> _Job_:
Return unchanged the lines of the records below, starting at the line that contains "271, 93, 285]" and ending at the line that contains "6, 173, 28]", with both of those lines included.

— Start —

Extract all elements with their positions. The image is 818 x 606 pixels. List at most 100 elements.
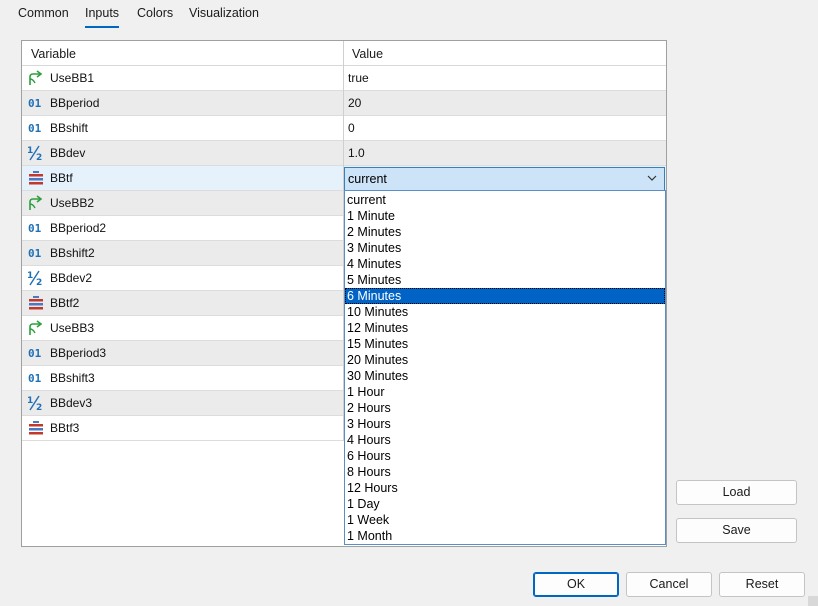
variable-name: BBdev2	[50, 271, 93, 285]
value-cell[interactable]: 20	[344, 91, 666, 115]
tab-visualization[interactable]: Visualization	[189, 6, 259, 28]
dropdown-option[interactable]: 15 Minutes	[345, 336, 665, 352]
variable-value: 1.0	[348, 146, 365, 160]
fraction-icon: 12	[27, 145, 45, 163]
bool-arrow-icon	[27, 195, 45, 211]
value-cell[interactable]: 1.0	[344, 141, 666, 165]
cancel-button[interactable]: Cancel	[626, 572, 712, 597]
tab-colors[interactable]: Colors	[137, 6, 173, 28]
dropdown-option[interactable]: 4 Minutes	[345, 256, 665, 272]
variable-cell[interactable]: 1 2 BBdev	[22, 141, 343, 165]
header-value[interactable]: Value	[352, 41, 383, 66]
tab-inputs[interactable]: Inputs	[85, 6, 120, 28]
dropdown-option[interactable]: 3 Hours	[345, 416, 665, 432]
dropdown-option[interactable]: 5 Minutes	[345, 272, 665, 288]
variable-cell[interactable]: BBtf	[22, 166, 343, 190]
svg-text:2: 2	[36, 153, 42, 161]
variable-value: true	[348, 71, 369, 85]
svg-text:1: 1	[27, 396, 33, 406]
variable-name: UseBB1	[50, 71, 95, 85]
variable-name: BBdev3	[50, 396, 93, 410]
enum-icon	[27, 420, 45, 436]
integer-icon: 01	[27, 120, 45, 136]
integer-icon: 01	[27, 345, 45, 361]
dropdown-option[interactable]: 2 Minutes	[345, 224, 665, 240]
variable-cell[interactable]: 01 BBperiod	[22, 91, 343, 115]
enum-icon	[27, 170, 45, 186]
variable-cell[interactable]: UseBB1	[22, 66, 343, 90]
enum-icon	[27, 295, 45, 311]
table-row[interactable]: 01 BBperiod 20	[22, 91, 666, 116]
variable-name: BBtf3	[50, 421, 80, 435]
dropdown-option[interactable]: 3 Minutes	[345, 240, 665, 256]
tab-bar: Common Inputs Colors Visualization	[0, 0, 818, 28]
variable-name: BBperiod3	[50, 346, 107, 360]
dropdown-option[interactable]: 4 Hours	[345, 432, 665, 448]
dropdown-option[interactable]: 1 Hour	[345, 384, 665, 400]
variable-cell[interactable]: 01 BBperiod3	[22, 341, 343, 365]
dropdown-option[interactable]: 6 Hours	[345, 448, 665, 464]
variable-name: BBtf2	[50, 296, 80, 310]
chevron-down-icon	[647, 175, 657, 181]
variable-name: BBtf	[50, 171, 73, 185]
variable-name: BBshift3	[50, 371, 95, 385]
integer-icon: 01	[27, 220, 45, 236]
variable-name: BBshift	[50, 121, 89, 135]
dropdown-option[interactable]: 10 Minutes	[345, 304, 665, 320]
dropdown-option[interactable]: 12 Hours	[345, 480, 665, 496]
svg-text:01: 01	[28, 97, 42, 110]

— End —

> _Task output_:
variable-name: BBdev2	[50, 271, 93, 285]
value-cell[interactable]: 20	[344, 91, 666, 115]
tab-visualization[interactable]: Visualization	[189, 6, 259, 28]
dropdown-option[interactable]: 15 Minutes	[345, 336, 665, 352]
variable-value: 1.0	[348, 146, 365, 160]
fraction-icon: 12	[27, 145, 45, 163]
bool-arrow-icon	[27, 195, 45, 211]
value-cell[interactable]: 1.0	[344, 141, 666, 165]
cancel-button[interactable]: Cancel	[626, 572, 712, 597]
tab-colors[interactable]: Colors	[137, 6, 173, 28]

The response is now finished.